■ THE REQUEST:
Skip every picture and transcribe the remaining material exactly.
━━━━━━━━━━
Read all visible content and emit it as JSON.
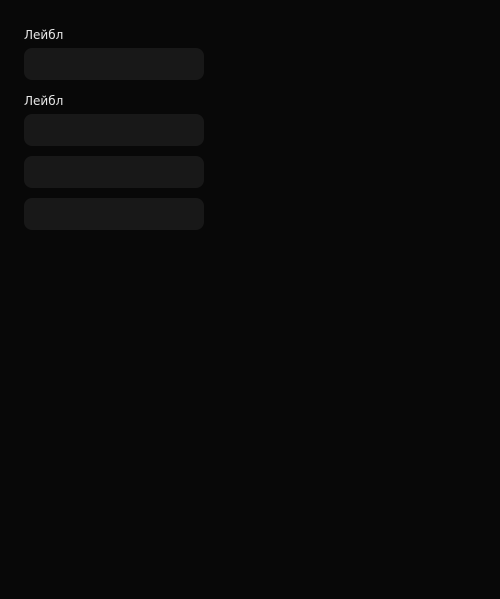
{
  "form": {
    "group1": {
      "label": "Лейбл",
      "fields": [
        {
          "value": "",
          "placeholder": ""
        }
      ]
    },
    "group2": {
      "label": "Лейбл",
      "fields": [
        {
          "value": "",
          "placeholder": ""
        },
        {
          "value": "",
          "placeholder": ""
        },
        {
          "value": "",
          "placeholder": ""
        }
      ]
    }
  }
}
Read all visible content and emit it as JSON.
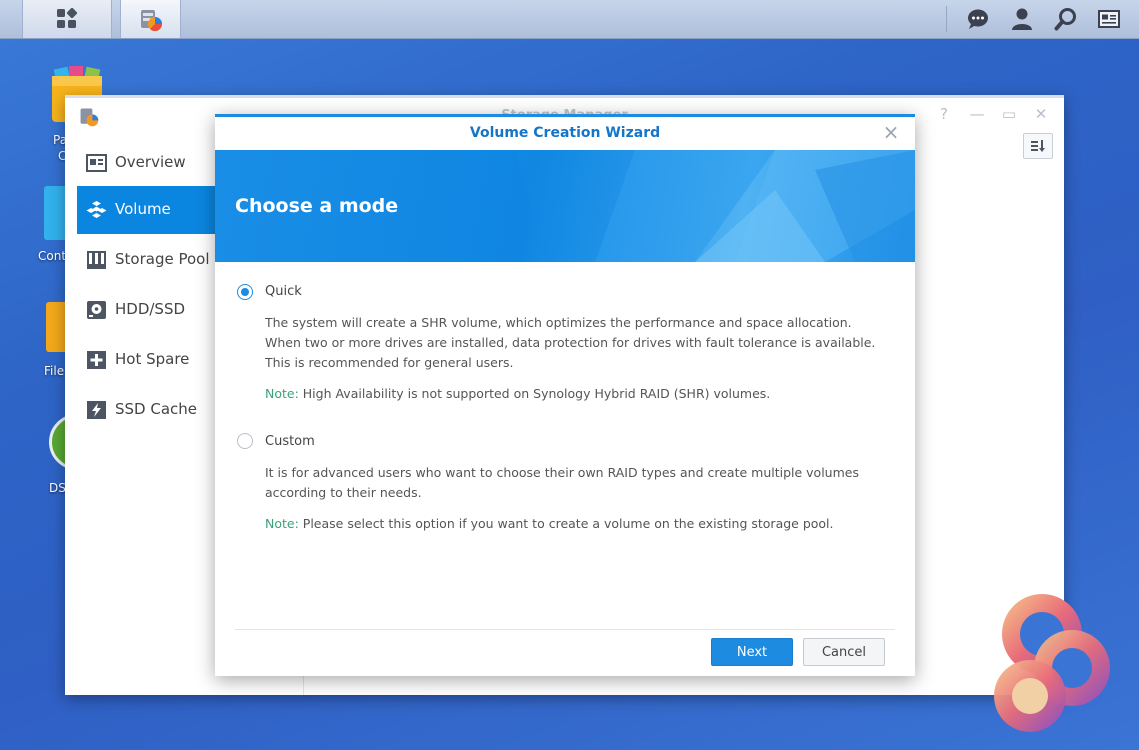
{
  "taskbar": {
    "main_menu_icon": "grid-icon",
    "active_app_icon": "storage-manager-icon",
    "right_icons": [
      "chat-bubble-icon",
      "user-icon",
      "search-icon",
      "widgets-icon"
    ]
  },
  "desktop": {
    "icons": [
      {
        "label": "Pa",
        "label2": "C",
        "icon": "package-center-icon"
      },
      {
        "label": "Cont",
        "icon": "control-panel-icon"
      },
      {
        "label": "File",
        "icon": "file-station-icon"
      },
      {
        "label": "DS",
        "icon": "ds-help-icon"
      }
    ]
  },
  "storage_manager": {
    "title": "Storage Manager",
    "sidebar": {
      "items": [
        {
          "label": "Overview",
          "icon": "overview-icon"
        },
        {
          "label": "Volume",
          "icon": "volume-icon",
          "active": true
        },
        {
          "label": "Storage Pool",
          "icon": "storage-pool-icon"
        },
        {
          "label": "HDD/SSD",
          "icon": "hdd-icon"
        },
        {
          "label": "Hot Spare",
          "icon": "hot-spare-icon"
        },
        {
          "label": "SSD Cache",
          "icon": "ssd-cache-icon"
        }
      ]
    }
  },
  "wizard": {
    "title": "Volume Creation Wizard",
    "banner_title": "Choose a mode",
    "options": [
      {
        "label": "Quick",
        "selected": true,
        "description": "The system will create a SHR volume, which optimizes the performance and space allocation. When two or more drives are installed, data protection for drives with fault tolerance is available. This is recommended for general users.",
        "note_label": "Note:",
        "note_text": " High Availability is not supported on Synology Hybrid RAID (SHR) volumes."
      },
      {
        "label": "Custom",
        "selected": false,
        "description": "It is for advanced users who want to choose their own RAID types and create multiple volumes according to their needs.",
        "note_label": "Note:",
        "note_text": " Please select this option if you want to create a volume on the existing storage pool."
      }
    ],
    "next_label": "Next",
    "cancel_label": "Cancel"
  },
  "colors": {
    "accent": "#1d8be0",
    "note": "#3aa37a",
    "title": "#1575c9"
  }
}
━━━━━━━━━━
■ OUTPUT FOR THIS EXERCISE:
Read all visible content and emit it as JSON.
{
  "form": {
    "group1": {
      "label": "Лейбл",
      "fields": [
        {
          "value": "",
          "placeholder": ""
        }
      ]
    },
    "group2": {
      "label": "Лейбл",
      "fields": [
        {
          "value": "",
          "placeholder": ""
        },
        {
          "value": "",
          "placeholder": ""
        },
        {
          "value": "",
          "placeholder": ""
        }
      ]
    }
  }
}
Read all visible content and emit it as JSON.
{
  "taskbar": {
    "main_menu_icon": "grid-icon",
    "active_app_icon": "storage-manager-icon",
    "right_icons": [
      "chat-bubble-icon",
      "user-icon",
      "search-icon",
      "widgets-icon"
    ]
  },
  "desktop": {
    "icons": [
      {
        "label": "Pa",
        "label2": "C",
        "icon": "package-center-icon"
      },
      {
        "label": "Cont",
        "icon": "control-panel-icon"
      },
      {
        "label": "File",
        "icon": "file-station-icon"
      },
      {
        "label": "DS",
        "icon": "ds-help-icon"
      }
    ]
  },
  "storage_manager": {
    "title": "Storage Manager",
    "sidebar": {
      "items": [
        {
          "label": "Overview",
          "icon": "overview-icon"
        },
        {
          "label": "Volume",
          "icon": "volume-icon",
          "active": true
        },
        {
          "label": "Storage Pool",
          "icon": "storage-pool-icon"
        },
        {
          "label": "HDD/SSD",
          "icon": "hdd-icon"
        },
        {
          "label": "Hot Spare",
          "icon": "hot-spare-icon"
        },
        {
          "label": "SSD Cache",
          "icon": "ssd-cache-icon"
        }
      ]
    }
  },
  "wizard": {
    "title": "Volume Creation Wizard",
    "banner_title": "Choose a mode",
    "options": [
      {
        "label": "Quick",
        "selected": true,
        "description": "The system will create a SHR volume, which optimizes the performance and space allocation. When two or more drives are installed, data protection for drives with fault tolerance is available. This is recommended for general users.",
        "note_label": "Note:",
        "note_text": " High Availability is not supported on Synology Hybrid RAID (SHR) volumes."
      },
      {
        "label": "Custom",
        "selected": false,
        "description": "It is for advanced users who want to choose their own RAID types and create multiple volumes according to their needs.",
        "note_label": "Note:",
        "note_text": " Please select this option if you want to create a volume on the existing storage pool."
      }
    ],
    "next_label": "Next",
    "cancel_label": "Cancel"
  },
  "colors": {
    "accent": "#1d8be0",
    "note": "#3aa37a",
    "title": "#1575c9"
  }
}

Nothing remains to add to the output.